Information given ▸

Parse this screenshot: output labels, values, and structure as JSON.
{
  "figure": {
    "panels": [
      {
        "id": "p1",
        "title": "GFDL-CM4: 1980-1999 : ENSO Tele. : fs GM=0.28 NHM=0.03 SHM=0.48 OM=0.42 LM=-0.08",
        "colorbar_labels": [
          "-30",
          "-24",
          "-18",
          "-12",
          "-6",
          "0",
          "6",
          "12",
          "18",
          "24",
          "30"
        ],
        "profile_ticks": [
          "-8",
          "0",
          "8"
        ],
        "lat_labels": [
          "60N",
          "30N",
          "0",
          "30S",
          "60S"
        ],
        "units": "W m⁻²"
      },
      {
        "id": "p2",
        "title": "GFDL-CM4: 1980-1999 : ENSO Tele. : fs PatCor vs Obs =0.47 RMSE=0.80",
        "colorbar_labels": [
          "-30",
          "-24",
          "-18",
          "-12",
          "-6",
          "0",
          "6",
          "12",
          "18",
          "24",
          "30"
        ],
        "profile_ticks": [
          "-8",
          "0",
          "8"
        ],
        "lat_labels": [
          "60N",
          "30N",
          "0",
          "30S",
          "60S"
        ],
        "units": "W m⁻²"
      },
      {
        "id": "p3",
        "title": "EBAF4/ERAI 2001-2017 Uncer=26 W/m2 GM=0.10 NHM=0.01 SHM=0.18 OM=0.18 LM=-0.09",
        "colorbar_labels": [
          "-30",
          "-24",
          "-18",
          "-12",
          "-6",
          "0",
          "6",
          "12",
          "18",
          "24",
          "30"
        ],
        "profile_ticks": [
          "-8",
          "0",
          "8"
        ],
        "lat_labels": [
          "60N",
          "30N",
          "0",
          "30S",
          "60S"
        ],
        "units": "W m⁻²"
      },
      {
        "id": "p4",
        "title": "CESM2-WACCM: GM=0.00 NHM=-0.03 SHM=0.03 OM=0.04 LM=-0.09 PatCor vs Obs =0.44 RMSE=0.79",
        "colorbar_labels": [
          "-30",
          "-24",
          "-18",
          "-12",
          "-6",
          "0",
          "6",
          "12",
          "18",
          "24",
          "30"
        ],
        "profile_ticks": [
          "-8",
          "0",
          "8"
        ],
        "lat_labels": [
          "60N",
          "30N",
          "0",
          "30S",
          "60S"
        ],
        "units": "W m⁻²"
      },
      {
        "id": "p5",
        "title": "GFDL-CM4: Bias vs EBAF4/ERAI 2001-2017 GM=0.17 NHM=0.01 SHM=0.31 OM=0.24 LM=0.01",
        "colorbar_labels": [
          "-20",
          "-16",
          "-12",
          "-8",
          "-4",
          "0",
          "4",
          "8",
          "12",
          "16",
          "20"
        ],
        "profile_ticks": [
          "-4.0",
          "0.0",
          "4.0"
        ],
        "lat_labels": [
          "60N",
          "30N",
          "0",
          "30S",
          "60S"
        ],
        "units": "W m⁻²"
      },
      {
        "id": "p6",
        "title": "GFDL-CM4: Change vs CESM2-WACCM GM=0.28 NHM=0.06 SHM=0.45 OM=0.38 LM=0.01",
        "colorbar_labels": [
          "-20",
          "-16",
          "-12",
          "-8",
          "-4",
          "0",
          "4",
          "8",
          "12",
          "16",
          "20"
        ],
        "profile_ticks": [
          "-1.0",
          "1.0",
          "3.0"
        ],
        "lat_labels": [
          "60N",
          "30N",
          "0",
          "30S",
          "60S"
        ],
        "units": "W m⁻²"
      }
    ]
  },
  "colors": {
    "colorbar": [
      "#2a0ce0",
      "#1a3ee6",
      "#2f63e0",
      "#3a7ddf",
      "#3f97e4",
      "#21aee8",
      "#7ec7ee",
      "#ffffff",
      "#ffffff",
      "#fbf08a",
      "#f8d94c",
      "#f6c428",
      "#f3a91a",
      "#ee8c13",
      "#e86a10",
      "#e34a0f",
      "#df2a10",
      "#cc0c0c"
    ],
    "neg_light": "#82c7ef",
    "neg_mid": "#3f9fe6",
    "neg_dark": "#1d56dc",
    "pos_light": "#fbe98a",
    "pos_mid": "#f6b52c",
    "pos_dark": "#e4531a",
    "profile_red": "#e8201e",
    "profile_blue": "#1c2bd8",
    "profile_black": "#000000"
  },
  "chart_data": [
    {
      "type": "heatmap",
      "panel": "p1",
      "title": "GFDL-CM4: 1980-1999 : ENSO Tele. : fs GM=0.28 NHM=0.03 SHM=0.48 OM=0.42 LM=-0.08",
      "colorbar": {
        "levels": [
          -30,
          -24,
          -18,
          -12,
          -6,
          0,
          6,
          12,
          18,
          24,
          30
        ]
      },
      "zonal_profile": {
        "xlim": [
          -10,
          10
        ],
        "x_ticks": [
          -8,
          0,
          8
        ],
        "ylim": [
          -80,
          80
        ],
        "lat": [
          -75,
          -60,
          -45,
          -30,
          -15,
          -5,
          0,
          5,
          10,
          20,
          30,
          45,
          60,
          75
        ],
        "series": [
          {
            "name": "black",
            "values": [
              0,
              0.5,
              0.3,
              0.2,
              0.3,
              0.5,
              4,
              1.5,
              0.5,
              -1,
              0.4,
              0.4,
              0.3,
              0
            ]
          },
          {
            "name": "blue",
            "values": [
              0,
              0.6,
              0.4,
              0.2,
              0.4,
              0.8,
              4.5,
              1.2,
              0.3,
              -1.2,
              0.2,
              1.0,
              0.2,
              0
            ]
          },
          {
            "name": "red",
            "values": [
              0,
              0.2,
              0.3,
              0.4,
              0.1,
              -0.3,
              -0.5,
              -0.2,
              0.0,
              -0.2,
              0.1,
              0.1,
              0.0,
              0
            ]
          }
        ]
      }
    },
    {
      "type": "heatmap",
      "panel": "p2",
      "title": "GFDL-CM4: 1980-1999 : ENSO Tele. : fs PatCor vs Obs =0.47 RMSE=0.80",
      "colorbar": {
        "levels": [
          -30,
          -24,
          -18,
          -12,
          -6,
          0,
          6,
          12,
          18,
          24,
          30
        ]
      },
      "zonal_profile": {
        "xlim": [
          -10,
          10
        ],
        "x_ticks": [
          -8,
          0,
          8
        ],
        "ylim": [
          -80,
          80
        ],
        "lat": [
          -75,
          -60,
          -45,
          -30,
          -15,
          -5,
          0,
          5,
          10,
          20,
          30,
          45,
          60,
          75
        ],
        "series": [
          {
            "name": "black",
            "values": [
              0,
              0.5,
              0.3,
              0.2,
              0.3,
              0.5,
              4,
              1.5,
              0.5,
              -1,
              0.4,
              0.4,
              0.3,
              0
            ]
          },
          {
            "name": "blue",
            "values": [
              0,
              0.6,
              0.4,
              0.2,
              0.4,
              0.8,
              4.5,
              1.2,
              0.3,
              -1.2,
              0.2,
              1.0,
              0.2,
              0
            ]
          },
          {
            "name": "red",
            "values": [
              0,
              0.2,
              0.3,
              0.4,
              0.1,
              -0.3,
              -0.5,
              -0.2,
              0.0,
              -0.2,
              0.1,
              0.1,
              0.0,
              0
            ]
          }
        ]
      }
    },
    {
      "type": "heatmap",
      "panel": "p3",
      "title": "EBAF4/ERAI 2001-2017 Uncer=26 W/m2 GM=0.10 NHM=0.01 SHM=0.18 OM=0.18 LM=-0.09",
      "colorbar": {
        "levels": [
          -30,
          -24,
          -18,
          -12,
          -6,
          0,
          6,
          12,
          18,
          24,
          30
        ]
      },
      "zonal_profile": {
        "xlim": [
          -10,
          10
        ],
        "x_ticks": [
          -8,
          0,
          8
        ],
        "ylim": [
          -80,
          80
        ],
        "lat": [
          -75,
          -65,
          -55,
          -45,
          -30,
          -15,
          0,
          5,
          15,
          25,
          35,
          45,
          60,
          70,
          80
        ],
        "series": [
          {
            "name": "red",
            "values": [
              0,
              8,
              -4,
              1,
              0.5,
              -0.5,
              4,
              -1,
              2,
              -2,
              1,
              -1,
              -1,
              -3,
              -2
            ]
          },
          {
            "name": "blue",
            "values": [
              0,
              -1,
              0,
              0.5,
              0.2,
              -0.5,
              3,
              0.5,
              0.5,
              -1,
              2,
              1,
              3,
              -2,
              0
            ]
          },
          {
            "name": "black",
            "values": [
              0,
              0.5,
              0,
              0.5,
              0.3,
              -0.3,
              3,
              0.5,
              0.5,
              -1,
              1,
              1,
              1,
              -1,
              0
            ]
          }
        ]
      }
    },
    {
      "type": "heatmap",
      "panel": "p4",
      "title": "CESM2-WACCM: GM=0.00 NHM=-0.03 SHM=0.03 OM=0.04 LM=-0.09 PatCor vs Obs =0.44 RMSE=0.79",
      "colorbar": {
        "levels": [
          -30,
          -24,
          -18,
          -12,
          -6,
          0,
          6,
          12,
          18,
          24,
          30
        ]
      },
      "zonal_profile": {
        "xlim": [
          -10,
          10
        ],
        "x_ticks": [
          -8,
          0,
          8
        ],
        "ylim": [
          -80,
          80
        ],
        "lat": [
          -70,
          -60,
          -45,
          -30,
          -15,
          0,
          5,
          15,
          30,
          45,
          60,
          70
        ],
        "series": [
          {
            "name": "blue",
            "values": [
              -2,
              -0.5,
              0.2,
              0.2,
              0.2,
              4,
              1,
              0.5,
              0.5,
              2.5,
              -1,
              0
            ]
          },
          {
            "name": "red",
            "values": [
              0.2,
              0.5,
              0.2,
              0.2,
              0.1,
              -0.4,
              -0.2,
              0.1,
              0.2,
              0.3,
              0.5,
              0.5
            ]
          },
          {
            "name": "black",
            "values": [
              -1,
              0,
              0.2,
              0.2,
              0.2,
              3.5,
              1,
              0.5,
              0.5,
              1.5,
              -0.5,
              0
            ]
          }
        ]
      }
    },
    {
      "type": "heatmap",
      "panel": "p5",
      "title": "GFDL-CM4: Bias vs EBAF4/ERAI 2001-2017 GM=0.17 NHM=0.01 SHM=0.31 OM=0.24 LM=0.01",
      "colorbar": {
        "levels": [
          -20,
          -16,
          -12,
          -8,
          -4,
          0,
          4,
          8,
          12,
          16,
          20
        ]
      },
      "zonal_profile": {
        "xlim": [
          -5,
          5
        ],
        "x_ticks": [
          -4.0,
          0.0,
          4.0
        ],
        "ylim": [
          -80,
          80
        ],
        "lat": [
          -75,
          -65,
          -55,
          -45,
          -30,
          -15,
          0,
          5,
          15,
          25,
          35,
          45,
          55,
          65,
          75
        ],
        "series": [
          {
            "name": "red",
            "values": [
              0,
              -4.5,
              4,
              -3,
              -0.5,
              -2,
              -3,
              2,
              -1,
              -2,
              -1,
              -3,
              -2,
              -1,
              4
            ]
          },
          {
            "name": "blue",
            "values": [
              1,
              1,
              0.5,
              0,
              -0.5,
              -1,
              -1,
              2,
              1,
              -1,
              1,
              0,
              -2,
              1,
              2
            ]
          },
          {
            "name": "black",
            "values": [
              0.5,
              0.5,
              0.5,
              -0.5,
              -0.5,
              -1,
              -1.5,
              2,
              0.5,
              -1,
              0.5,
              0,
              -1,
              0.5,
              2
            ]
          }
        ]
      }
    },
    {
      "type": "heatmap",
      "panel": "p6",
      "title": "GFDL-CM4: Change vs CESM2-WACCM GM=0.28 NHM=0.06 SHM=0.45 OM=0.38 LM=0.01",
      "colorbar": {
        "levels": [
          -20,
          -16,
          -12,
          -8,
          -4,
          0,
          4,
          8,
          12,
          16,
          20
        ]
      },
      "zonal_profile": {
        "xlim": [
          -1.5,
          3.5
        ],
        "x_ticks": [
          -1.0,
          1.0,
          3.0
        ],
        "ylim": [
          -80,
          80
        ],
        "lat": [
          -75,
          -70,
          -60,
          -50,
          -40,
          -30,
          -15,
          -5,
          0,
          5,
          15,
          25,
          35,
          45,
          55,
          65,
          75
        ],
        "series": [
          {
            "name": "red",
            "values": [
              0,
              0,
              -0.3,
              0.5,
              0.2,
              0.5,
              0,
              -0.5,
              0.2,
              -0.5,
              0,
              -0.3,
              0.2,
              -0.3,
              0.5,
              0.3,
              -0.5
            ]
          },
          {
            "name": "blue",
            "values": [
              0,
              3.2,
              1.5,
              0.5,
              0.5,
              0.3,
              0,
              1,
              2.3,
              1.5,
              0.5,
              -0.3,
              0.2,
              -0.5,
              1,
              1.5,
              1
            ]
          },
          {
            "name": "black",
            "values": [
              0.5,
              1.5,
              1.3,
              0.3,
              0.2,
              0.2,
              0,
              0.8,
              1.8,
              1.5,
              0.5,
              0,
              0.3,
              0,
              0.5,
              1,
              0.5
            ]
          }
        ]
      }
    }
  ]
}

Set task ▸
Scan the material above for the word "Uncer". Copy each line where it occurs.

Solution to the exercise ▸
        "title": "EBAF4/ERAI 2001-2017 Uncer=26 W/m2 GM=0.10 NHM=0.01 SHM=0.18 OM=0.18 LM=-0.09",
      "title": "EBAF4/ERAI 2001-2017 Uncer=26 W/m2 GM=0.10 NHM=0.01 SHM=0.18 OM=0.18 LM=-0.09",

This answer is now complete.